Records contained in a dataset
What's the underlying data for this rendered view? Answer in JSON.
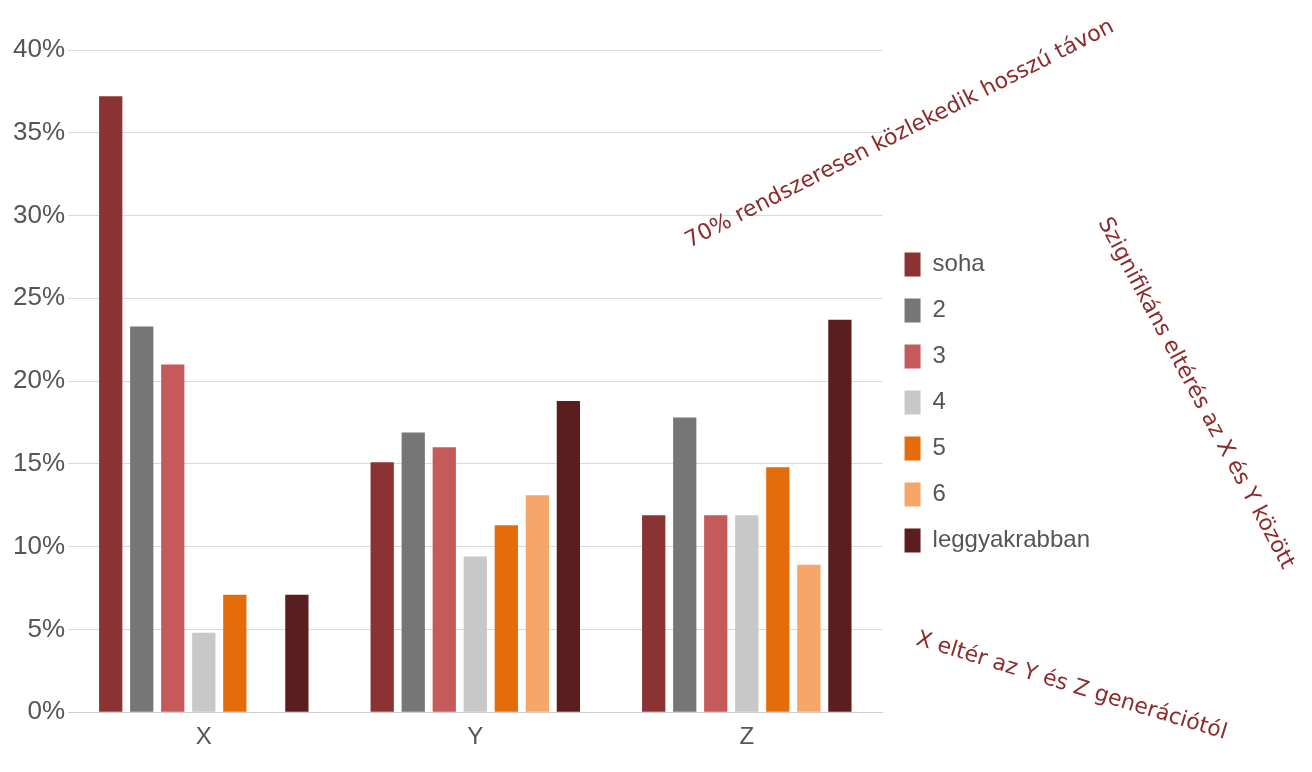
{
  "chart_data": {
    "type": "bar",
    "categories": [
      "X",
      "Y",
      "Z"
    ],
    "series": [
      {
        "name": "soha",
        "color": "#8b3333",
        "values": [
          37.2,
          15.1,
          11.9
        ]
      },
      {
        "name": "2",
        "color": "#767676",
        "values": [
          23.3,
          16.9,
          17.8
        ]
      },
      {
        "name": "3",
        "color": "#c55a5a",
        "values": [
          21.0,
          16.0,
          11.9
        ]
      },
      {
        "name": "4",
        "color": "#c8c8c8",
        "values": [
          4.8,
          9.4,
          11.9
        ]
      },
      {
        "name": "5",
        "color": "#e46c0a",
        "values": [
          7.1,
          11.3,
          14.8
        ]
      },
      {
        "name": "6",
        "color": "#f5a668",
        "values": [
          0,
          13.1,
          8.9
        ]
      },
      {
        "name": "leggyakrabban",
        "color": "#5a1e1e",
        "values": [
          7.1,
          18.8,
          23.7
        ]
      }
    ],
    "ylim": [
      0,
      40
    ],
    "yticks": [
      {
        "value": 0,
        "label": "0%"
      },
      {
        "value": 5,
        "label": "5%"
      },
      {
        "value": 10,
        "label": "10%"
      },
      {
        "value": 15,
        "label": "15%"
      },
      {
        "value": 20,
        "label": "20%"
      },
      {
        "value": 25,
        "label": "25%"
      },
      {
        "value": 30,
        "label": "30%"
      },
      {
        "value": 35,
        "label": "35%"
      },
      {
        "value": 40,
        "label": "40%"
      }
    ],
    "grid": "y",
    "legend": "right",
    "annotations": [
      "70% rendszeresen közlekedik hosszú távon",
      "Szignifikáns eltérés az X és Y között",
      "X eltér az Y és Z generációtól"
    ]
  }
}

#### WHAT TO WORK ON:
Your task is to return the entries above exactly, with no pictures.

#### EXERCISE OUTPUT:
What's the underlying data for this rendered view? Answer in JSON.
{
  "chart_data": {
    "type": "bar",
    "categories": [
      "X",
      "Y",
      "Z"
    ],
    "series": [
      {
        "name": "soha",
        "color": "#8b3333",
        "values": [
          37.2,
          15.1,
          11.9
        ]
      },
      {
        "name": "2",
        "color": "#767676",
        "values": [
          23.3,
          16.9,
          17.8
        ]
      },
      {
        "name": "3",
        "color": "#c55a5a",
        "values": [
          21.0,
          16.0,
          11.9
        ]
      },
      {
        "name": "4",
        "color": "#c8c8c8",
        "values": [
          4.8,
          9.4,
          11.9
        ]
      },
      {
        "name": "5",
        "color": "#e46c0a",
        "values": [
          7.1,
          11.3,
          14.8
        ]
      },
      {
        "name": "6",
        "color": "#f5a668",
        "values": [
          0,
          13.1,
          8.9
        ]
      },
      {
        "name": "leggyakrabban",
        "color": "#5a1e1e",
        "values": [
          7.1,
          18.8,
          23.7
        ]
      }
    ],
    "ylim": [
      0,
      40
    ],
    "yticks": [
      {
        "value": 0,
        "label": "0%"
      },
      {
        "value": 5,
        "label": "5%"
      },
      {
        "value": 10,
        "label": "10%"
      },
      {
        "value": 15,
        "label": "15%"
      },
      {
        "value": 20,
        "label": "20%"
      },
      {
        "value": 25,
        "label": "25%"
      },
      {
        "value": 30,
        "label": "30%"
      },
      {
        "value": 35,
        "label": "35%"
      },
      {
        "value": 40,
        "label": "40%"
      }
    ],
    "grid": "y",
    "legend": "right",
    "annotations": [
      "70% rendszeresen közlekedik hosszú távon",
      "Szignifikáns eltérés az X és Y között",
      "X eltér az Y és Z generációtól"
    ]
  }
}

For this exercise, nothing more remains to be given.